### Page extract
━━━━
Four banks to join Bharti loan syndication

Four banks to join Bharti loan syndication

Mumbai: At least four more banks are slated to join the core group of lenders that syndicated a $7.5 billion (around Rs35,475 crore) loan for Bharti Airtel Ltd, India’s largest mobile telephony firm by subscribers, to acquire the African asset of Kuwaiti Mobile Telecommunications Co. KSC (Zain), according to an official of Standard Chartered Bank Plc (StanChart), the lead arranger of the loan.

State Bank of India on Thursday closed its $1 billion five year overseas bond at 260 basis points over Libor, an investment banker said. Away in New York on a road show for the loan, SBI chairman OP Bhatt could not be contacted.

This will take the total syndicators to 15 from the present 11.

Between them, the members of the syndication will buy around $1 billion from the existing syndicators. While the amount of loan already raised remains the same, with the entry of new members, the existing members of the syndication will be able to bring down their exposure to the loan proportionately.
━━━━
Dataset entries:
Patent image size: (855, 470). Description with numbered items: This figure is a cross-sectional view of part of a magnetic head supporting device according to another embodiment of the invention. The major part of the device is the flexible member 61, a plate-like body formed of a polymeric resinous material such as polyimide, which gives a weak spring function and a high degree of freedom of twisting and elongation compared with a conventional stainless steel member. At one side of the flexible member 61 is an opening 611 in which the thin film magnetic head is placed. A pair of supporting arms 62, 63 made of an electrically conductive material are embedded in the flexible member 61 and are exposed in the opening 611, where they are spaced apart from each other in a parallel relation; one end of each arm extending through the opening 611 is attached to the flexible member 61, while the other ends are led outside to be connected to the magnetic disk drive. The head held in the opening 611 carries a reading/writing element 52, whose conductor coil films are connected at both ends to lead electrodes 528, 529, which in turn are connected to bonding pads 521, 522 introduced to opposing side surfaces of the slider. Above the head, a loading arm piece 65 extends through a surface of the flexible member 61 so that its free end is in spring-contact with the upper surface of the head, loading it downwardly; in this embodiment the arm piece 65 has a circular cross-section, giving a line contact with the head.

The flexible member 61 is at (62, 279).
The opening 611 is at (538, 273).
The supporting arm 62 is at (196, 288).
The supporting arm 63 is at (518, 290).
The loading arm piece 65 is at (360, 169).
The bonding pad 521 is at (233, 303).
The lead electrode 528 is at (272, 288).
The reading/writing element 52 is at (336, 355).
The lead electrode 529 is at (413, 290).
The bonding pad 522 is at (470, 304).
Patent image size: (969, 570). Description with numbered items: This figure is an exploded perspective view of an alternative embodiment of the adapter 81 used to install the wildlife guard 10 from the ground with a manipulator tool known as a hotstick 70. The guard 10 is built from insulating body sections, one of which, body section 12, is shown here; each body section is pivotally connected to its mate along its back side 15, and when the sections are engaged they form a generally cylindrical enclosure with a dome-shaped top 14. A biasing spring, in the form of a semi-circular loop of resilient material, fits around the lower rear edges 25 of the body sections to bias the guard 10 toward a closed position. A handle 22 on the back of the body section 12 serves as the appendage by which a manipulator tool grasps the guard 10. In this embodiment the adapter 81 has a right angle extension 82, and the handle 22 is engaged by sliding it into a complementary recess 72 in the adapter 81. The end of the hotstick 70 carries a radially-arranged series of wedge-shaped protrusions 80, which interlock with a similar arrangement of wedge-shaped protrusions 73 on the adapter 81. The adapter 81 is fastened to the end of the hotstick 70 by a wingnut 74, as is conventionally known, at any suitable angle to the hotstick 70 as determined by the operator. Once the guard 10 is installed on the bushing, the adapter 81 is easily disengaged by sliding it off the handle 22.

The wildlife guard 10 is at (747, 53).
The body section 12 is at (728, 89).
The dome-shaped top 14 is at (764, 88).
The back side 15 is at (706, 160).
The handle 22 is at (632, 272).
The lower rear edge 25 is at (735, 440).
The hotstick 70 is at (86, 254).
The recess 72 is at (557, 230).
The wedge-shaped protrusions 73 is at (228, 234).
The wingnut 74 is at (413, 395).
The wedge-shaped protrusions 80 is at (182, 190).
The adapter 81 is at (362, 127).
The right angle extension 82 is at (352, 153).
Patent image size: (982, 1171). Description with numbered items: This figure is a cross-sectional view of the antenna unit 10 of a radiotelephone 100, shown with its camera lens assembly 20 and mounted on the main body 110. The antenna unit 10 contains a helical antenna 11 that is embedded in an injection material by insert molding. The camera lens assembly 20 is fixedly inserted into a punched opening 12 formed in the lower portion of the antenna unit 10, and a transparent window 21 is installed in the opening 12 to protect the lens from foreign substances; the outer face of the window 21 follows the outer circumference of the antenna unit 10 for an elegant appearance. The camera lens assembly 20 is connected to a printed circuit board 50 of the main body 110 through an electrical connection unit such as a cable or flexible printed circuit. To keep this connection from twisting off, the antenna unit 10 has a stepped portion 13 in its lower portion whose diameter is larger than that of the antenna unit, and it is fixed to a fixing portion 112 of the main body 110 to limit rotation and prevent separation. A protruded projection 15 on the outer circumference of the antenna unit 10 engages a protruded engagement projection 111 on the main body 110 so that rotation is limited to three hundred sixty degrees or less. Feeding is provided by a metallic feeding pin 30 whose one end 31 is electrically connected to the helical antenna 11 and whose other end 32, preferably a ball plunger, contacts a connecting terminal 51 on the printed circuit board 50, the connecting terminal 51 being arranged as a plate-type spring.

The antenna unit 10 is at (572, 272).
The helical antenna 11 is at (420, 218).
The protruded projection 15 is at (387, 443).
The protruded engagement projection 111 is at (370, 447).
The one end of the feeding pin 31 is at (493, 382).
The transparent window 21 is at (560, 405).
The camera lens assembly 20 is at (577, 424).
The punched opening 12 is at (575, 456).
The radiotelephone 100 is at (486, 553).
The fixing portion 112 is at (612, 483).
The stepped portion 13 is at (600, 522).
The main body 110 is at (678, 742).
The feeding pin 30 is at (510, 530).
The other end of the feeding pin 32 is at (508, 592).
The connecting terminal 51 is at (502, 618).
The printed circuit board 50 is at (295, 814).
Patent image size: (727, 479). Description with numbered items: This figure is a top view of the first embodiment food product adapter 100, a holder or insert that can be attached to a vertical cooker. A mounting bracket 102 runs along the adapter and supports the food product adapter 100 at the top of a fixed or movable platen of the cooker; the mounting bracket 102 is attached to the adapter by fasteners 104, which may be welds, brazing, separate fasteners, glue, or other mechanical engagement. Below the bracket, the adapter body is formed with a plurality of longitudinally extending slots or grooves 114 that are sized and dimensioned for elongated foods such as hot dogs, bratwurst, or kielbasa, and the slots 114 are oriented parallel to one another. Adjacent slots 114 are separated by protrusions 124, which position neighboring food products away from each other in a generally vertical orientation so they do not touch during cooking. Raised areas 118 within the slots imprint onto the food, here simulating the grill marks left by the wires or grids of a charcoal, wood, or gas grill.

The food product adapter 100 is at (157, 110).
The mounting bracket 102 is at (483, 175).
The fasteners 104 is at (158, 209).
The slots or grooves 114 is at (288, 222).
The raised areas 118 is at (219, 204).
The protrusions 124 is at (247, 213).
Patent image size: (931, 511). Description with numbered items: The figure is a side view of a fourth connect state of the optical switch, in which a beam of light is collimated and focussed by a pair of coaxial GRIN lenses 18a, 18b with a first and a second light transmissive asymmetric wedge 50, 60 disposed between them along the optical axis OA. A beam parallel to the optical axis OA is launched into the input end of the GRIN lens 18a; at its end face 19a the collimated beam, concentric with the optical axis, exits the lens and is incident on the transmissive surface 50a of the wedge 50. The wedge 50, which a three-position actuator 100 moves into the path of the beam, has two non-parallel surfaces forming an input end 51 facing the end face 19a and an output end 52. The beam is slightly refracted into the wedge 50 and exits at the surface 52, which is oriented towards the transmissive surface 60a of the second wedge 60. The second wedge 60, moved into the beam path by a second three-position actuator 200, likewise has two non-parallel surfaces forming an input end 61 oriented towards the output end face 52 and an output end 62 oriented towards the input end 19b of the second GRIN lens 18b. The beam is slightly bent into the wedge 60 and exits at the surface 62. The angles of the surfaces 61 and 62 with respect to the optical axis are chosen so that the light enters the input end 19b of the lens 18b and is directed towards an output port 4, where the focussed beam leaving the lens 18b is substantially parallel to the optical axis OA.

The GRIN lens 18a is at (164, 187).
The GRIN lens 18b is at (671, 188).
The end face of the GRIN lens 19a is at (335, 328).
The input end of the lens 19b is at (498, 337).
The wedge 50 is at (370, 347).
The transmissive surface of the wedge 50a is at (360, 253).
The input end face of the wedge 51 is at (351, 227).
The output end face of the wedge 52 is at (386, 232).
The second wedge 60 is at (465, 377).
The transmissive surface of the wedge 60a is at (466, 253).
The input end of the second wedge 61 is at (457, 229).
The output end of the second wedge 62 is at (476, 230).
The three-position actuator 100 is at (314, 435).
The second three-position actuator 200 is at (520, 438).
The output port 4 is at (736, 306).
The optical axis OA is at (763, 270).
━━━━
### Aim of the task
Reproduce the passage of the Bharti loan syndication article above from "Mumbai: At least" to "not be contacted." without changing a word.

### Exercise response
Mumbai: At least four more banks are slated to join the core group of lenders that syndicated a $7.5 billion (around Rs35,475 crore) loan for Bharti Airtel Ltd, India’s largest mobile telephony firm by subscribers, to acquire the African asset of Kuwaiti Mobile Telecommunications Co. KSC (Zain), according to an official of Standard Chartered Bank Plc (StanChart), the lead arranger of the loan.

State Bank of India on Thursday closed its $1 billion five year overseas bond at 260 basis points over Libor, an investment banker said. Away in New York on a road show for the loan, SBI chairman OP Bhatt could not be contacted.